◆ EXERCISE INSTRUCTIONS ◆
Determine how many lines of this material contain "page". Give only the number.

◆ DATA FOR THE TASK ◆
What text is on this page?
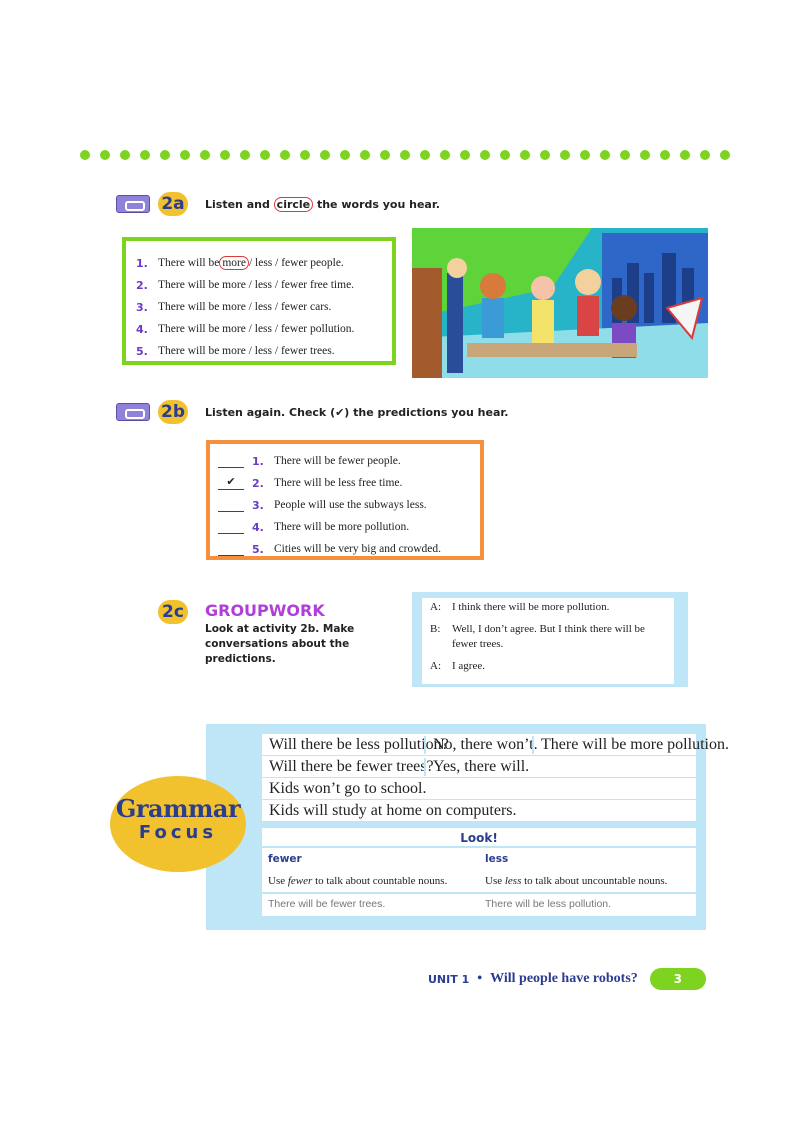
2a	Listen and circle the words you hear.
1. There will be more / less / fewer people.
2. There will be more / less / fewer free time.
3. There will be more / less / fewer cars.
4. There will be more / less / fewer pollution.
5. There will be more / less / fewer trees.
2b Listen again. Check (✔) the predictions you hear.
1. There will be fewer people.
✔	2. There will be less free time.
3. People will use the subways less.
4. There will be more pollution.
5. Cities will be very big and crowded.
2c GROUPWORK
Look at activity 2b. Make conversations about the predictions.
A:	I think there will be more pollution.
B:	Well, I don’t agree. But I think there will be fewer trees.
A:	I agree.
Will there be less pollution?
No, there won’t. There will be more pollution.
Will there be fewer trees? Yes, there will.
Kids won’t go to school.
Kids will study at home on computers.
Look!
fewer	less
Use fewer to talk about countable nouns.	Use less to talk about uncountable nouns.
There will be fewer trees.	There will be less pollution.
Grammar
Focus
UNIT 1 • Will people have robots?	3
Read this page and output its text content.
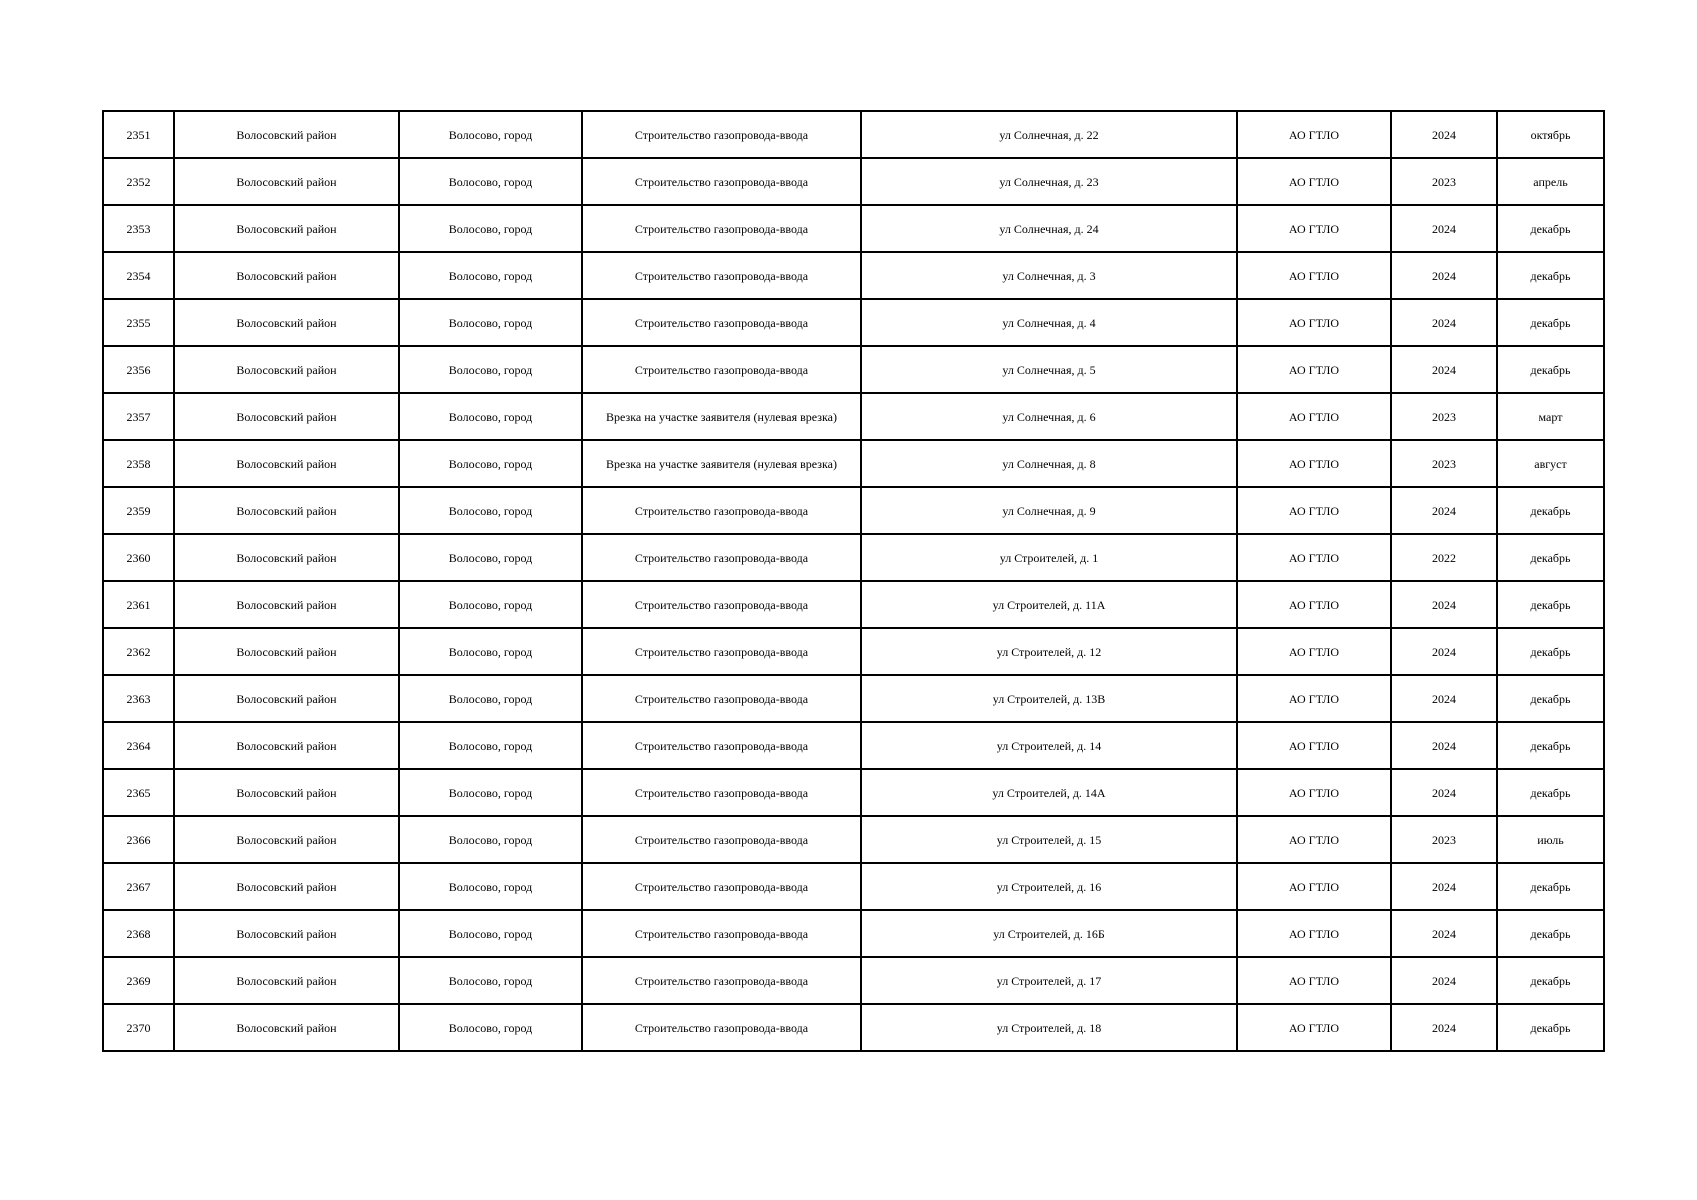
2351	Волосовский район	Волосово, город	Строительство газопровода-ввода	ул Солнечная, д. 22	АО ГТЛО	2024	октябрь
2352	Волосовский район	Волосово, город	Строительство газопровода-ввода	ул Солнечная, д. 23	АО ГТЛО	2023	апрель
2353	Волосовский район	Волосово, город	Строительство газопровода-ввода	ул Солнечная, д. 24	АО ГТЛО	2024	декабрь
2354	Волосовский район	Волосово, город	Строительство газопровода-ввода	ул Солнечная, д. 3	АО ГТЛО	2024	декабрь
2355	Волосовский район	Волосово, город	Строительство газопровода-ввода	ул Солнечная, д. 4	АО ГТЛО	2024	декабрь
2356	Волосовский район	Волосово, город	Строительство газопровода-ввода	ул Солнечная, д. 5	АО ГТЛО	2024	декабрь
2357	Волосовский район	Волосово, город	Врезка на участке заявителя (нулевая врезка)	ул Солнечная, д. 6	АО ГТЛО	2023	март
2358	Волосовский район	Волосово, город	Врезка на участке заявителя (нулевая врезка)	ул Солнечная, д. 8	АО ГТЛО	2023	август
2359	Волосовский район	Волосово, город	Строительство газопровода-ввода	ул Солнечная, д. 9	АО ГТЛО	2024	декабрь
2360	Волосовский район	Волосово, город	Строительство газопровода-ввода	ул Строителей, д. 1	АО ГТЛО	2022	декабрь
2361	Волосовский район	Волосово, город	Строительство газопровода-ввода	ул Строителей, д. 11А	АО ГТЛО	2024	декабрь
2362	Волосовский район	Волосово, город	Строительство газопровода-ввода	ул Строителей, д. 12	АО ГТЛО	2024	декабрь
2363	Волосовский район	Волосово, город	Строительство газопровода-ввода	ул Строителей, д. 13В	АО ГТЛО	2024	декабрь
2364	Волосовский район	Волосово, город	Строительство газопровода-ввода	ул Строителей, д. 14	АО ГТЛО	2024	декабрь
2365	Волосовский район	Волосово, город	Строительство газопровода-ввода	ул Строителей, д. 14А	АО ГТЛО	2024	декабрь
2366	Волосовский район	Волосово, город	Строительство газопровода-ввода	ул Строителей, д. 15	АО ГТЛО	2023	июль
2367	Волосовский район	Волосово, город	Строительство газопровода-ввода	ул Строителей, д. 16	АО ГТЛО	2024	декабрь
2368	Волосовский район	Волосово, город	Строительство газопровода-ввода	ул Строителей, д. 16Б	АО ГТЛО	2024	декабрь
2369	Волосовский район	Волосово, город	Строительство газопровода-ввода	ул Строителей, д. 17	АО ГТЛО	2024	декабрь
2370	Волосовский район	Волосово, город	Строительство газопровода-ввода	ул Строителей, д. 18	АО ГТЛО	2024	декабрь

◆ SOLUTION FOR THIS EXERCISE ◆
2